Consignes:
• a. Recopiez fidèlement le passage du texte sur les isolants topologiques qui va de « Jusqu’à ce jour, la » jusqu'à « consommant peu d’énergie. » inclus.
• b. Rédigez la suite du texte sur les isolants topologiques en reprenant immédiatement après sa dernière phrase.

Texte à lire:

══════════

(C) Christian Pauly

Jusqu’à ce jour, la mise au point d’ordinateurs encore plus rapides ou de téléphones portables consommant encore moins d’énergie était nettement limitée par un phénomène : l’échauffement des puces.

Les puces reposent sur ce qu’on appelle des semi-conducteurs (voir encadré), qui s’échauffent fortement durant leur fonctionnement. Cet échauffement a pour conséquence d’empêcher le bon fonctionnement de la puce. Pour réduire ce phénomène, la puce doit être maintenue à une température de fonctionnement constante, ce qui augmente encore la consommation d’énergie.

Un nouveau type de matériaux appelés « isolants topologiques » font actuellement l’objet de recherches dans le monde entier en raison des possibilités insoupçonnées qu’ils offrent pour mettre au point des technologies de l’information consommant peu d’énergie.

L’électricité sans perte

Le jeune Luxembourgeois, Christian Pauly, a apporté une contribution substantielle dans ce domaine de la recherche alors qu'il poursuivant son doctorat à l’université technique de Rhénanie-Westphalie RWTH d'Aix-La-Chapelle. Ses travaux ont maintenant été publiés dans la revue scientifique Nature Physics, dont la renommée n’est plus à faire.

Pour la toute première fois, une équipe interdisciplinaire composée de physiciens et de chimistes dédiés aux recherches expérimentales et théoriques ont pu produire et observer de minuscules réseaux électriques conducteurs sur un cristal de bismuth-rhodium-iodide (Bi14Rh3I9). À la différence d’un matériau conducteur conventionnel, sur lequel les électrons se déplacent pour ainsi dire en zigzag (voir illustration), produisant ainsi de la chaleur, les électrons présents sur les canaux observés au bord de l’isolant topologique étudié se déplacent comme sur des rails et perdent donc très peu d’énergie (voir illustration).

Une découverte à fort potentiel

Sur les puces du futur, il serait possible que les circuits intégrés soient composés de ces réseaux d’atomes et produisent ainsi nettement moins de chaleur que les traditionnelles pistes de circuit imprimé. Cette méthode permettrait d’imaginer un avenir avec des ordinateurs beaucoup plus rapides et des téléphones portables consommant moins d’énergie. Mais pour en arriver là, il sera d’abord nécessaire de mieux comprendre les phénomènes quantiques sur lesquels cette méthode se base.

══════════

Lignes de données:

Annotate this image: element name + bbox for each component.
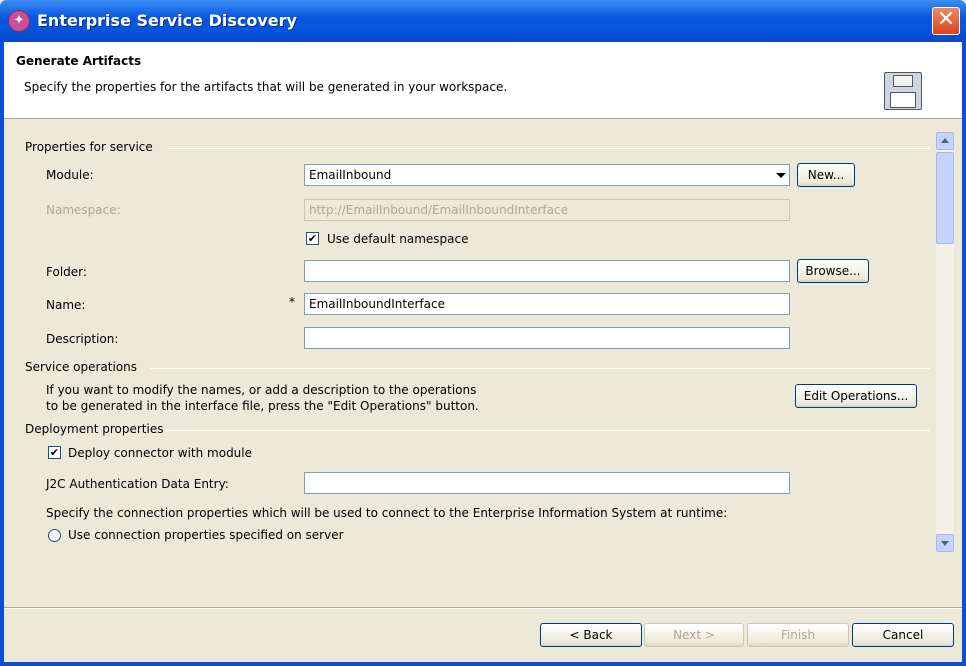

══════════

Réponses par consigne:
• a.
Jusqu’à ce jour, la mise au point d’ordinateurs encore plus rapides ou de téléphones portables consommant encore moins d’énergie était nettement limitée par un phénomène : l’échauffement des puces.

Les puces reposent sur ce qu’on appelle des semi-conducteurs (voir encadré), qui s’échauffent fortement durant leur fonctionnement. Cet échauffement a pour conséquence d’empêcher le bon fonctionnement de la puce. Pour réduire ce phénomène, la puce doit être maintenue à une température de fonctionnement constante, ce qui augmente encore la consommation d’énergie.

Un nouveau type de matériaux appelés « isolants topologiques » font actuellement l’objet de recherches dans le monde entier en raison des possibilités insoupçonnées qu’ils offrent pour mettre au point des technologies de l’information consommant peu d’énergie.

• b.
Le chercheur

Christian Pauly a effectué sa scolarité à Wiltz. Il a commencé ses études en physique à Aix-La-Chapelle en 2003 et son doctorat, en 2010 à l’Institut de physique II de l’université technique (RWTH) d'Aix-La-Chapelle, au sein de l’équipe du professeur Morgenstern. La recherche l’intéresse principalement du fait que « nous avons en nous la possibilité de découvrir de nouvelles choses. Le chercheur peut mener et coordonner lui-même l’intégralité du processus, de la fabrication des échantillons à l’interprétation des données, en passant par la prise des mesures. Il est également motivant que dans un domaine comme celui des isolants topologiques, on puisse encore découvrir des phénomènes physiques d’un tout nouveau genre qui pourront probablement être appliqués de manière globale dans les années à venir. »

Le prochain projet permettra à cette équipe de continuer les recherches sur le matériau Bi14Rh3I9 autour de Christian Pauly, au sein du groupe du professeur Morgenstern. Nous sommes curieux de savoir quand les isolants topologiques feront leur apparition dans les appareils que nous utilisons tous les jours !

Autor: Carlo Duprel (FNR)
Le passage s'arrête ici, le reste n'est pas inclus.